**Exercise instructions:** Give the listing below again in full, exactly as written.

——

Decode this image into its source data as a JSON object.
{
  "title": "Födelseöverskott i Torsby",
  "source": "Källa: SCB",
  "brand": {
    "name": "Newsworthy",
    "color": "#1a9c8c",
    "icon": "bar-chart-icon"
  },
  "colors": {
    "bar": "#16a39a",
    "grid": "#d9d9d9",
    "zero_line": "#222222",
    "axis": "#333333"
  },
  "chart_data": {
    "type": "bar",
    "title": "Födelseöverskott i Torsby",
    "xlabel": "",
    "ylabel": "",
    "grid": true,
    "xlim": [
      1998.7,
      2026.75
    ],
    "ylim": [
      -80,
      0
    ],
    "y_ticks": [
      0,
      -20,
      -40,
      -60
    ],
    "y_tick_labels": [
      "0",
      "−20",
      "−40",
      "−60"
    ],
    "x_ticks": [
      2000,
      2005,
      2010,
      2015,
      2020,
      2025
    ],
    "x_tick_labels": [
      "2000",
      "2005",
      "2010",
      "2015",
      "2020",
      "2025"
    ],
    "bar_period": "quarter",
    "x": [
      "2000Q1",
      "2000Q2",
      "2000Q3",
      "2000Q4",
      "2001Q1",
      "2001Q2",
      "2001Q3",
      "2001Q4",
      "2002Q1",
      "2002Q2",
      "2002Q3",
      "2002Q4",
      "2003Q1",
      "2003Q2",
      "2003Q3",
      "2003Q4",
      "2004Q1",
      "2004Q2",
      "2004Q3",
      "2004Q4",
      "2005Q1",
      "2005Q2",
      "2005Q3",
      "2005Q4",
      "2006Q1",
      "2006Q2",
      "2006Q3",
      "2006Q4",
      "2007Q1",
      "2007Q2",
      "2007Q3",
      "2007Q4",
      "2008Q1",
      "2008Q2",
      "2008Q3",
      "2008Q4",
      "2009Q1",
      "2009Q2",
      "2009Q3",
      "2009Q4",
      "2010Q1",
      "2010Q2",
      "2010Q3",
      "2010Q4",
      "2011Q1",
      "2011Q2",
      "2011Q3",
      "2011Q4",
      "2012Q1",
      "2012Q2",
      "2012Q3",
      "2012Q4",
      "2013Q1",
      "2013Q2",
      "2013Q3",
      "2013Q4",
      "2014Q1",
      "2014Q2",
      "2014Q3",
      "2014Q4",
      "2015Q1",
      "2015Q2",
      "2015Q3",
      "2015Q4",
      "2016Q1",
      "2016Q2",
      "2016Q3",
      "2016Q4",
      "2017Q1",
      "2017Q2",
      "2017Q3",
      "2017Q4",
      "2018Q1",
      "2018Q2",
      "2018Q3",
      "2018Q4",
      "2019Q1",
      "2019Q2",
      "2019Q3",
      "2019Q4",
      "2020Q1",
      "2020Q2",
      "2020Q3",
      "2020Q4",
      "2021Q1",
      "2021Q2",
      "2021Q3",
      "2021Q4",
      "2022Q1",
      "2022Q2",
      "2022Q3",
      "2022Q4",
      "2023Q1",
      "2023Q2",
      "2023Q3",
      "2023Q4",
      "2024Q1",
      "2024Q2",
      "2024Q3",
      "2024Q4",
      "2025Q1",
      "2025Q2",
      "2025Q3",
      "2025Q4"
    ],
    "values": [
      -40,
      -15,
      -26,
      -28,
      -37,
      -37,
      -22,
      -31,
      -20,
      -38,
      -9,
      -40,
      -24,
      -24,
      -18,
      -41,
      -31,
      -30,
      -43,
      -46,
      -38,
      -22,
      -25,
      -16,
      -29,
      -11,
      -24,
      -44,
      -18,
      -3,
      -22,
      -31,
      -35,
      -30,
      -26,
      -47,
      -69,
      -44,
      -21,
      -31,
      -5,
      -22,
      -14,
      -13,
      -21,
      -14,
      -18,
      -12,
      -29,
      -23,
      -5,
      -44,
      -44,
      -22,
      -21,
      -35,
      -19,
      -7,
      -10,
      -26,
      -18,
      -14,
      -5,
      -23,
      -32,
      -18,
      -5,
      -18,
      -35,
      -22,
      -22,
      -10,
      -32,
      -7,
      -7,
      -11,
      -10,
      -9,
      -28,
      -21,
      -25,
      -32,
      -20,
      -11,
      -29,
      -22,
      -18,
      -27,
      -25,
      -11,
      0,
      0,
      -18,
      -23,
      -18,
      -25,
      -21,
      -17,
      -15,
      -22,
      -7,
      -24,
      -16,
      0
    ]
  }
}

——

**Complete output:**
Decode this image into its source data as a JSON object.
{
  "title": "Födelseöverskott i Torsby",
  "source": "Källa: SCB",
  "brand": {
    "name": "Newsworthy",
    "color": "#1a9c8c",
    "icon": "bar-chart-icon"
  },
  "colors": {
    "bar": "#16a39a",
    "grid": "#d9d9d9",
    "zero_line": "#222222",
    "axis": "#333333"
  },
  "chart_data": {
    "type": "bar",
    "title": "Födelseöverskott i Torsby",
    "xlabel": "",
    "ylabel": "",
    "grid": true,
    "xlim": [
      1998.7,
      2026.75
    ],
    "ylim": [
      -80,
      0
    ],
    "y_ticks": [
      0,
      -20,
      -40,
      -60
    ],
    "y_tick_labels": [
      "0",
      "−20",
      "−40",
      "−60"
    ],
    "x_ticks": [
      2000,
      2005,
      2010,
      2015,
      2020,
      2025
    ],
    "x_tick_labels": [
      "2000",
      "2005",
      "2010",
      "2015",
      "2020",
      "2025"
    ],
    "bar_period": "quarter",
    "x": [
      "2000Q1",
      "2000Q2",
      "2000Q3",
      "2000Q4",
      "2001Q1",
      "2001Q2",
      "2001Q3",
      "2001Q4",
      "2002Q1",
      "2002Q2",
      "2002Q3",
      "2002Q4",
      "2003Q1",
      "2003Q2",
      "2003Q3",
      "2003Q4",
      "2004Q1",
      "2004Q2",
      "2004Q3",
      "2004Q4",
      "2005Q1",
      "2005Q2",
      "2005Q3",
      "2005Q4",
      "2006Q1",
      "2006Q2",
      "2006Q3",
      "2006Q4",
      "2007Q1",
      "2007Q2",
      "2007Q3",
      "2007Q4",
      "2008Q1",
      "2008Q2",
      "2008Q3",
      "2008Q4",
      "2009Q1",
      "2009Q2",
      "2009Q3",
      "2009Q4",
      "2010Q1",
      "2010Q2",
      "2010Q3",
      "2010Q4",
      "2011Q1",
      "2011Q2",
      "2011Q3",
      "2011Q4",
      "2012Q1",
      "2012Q2",
      "2012Q3",
      "2012Q4",
      "2013Q1",
      "2013Q2",
      "2013Q3",
      "2013Q4",
      "2014Q1",
      "2014Q2",
      "2014Q3",
      "2014Q4",
      "2015Q1",
      "2015Q2",
      "2015Q3",
      "2015Q4",
      "2016Q1",
      "2016Q2",
      "2016Q3",
      "2016Q4",
      "2017Q1",
      "2017Q2",
      "2017Q3",
      "2017Q4",
      "2018Q1",
      "2018Q2",
      "2018Q3",
      "2018Q4",
      "2019Q1",
      "2019Q2",
      "2019Q3",
      "2019Q4",
      "2020Q1",
      "2020Q2",
      "2020Q3",
      "2020Q4",
      "2021Q1",
      "2021Q2",
      "2021Q3",
      "2021Q4",
      "2022Q1",
      "2022Q2",
      "2022Q3",
      "2022Q4",
      "2023Q1",
      "2023Q2",
      "2023Q3",
      "2023Q4",
      "2024Q1",
      "2024Q2",
      "2024Q3",
      "2024Q4",
      "2025Q1",
      "2025Q2",
      "2025Q3",
      "2025Q4"
    ],
    "values": [
      -40,
      -15,
      -26,
      -28,
      -37,
      -37,
      -22,
      -31,
      -20,
      -38,
      -9,
      -40,
      -24,
      -24,
      -18,
      -41,
      -31,
      -30,
      -43,
      -46,
      -38,
      -22,
      -25,
      -16,
      -29,
      -11,
      -24,
      -44,
      -18,
      -3,
      -22,
      -31,
      -35,
      -30,
      -26,
      -47,
      -69,
      -44,
      -21,
      -31,
      -5,
      -22,
      -14,
      -13,
      -21,
      -14,
      -18,
      -12,
      -29,
      -23,
      -5,
      -44,
      -44,
      -22,
      -21,
      -35,
      -19,
      -7,
      -10,
      -26,
      -18,
      -14,
      -5,
      -23,
      -32,
      -18,
      -5,
      -18,
      -35,
      -22,
      -22,
      -10,
      -32,
      -7,
      -7,
      -11,
      -10,
      -9,
      -28,
      -21,
      -25,
      -32,
      -20,
      -11,
      -29,
      -22,
      -18,
      -27,
      -25,
      -11,
      0,
      0,
      -18,
      -23,
      -18,
      -25,
      -21,
      -17,
      -15,
      -22,
      -7,
      -24,
      -16,
      0
    ]
  }
}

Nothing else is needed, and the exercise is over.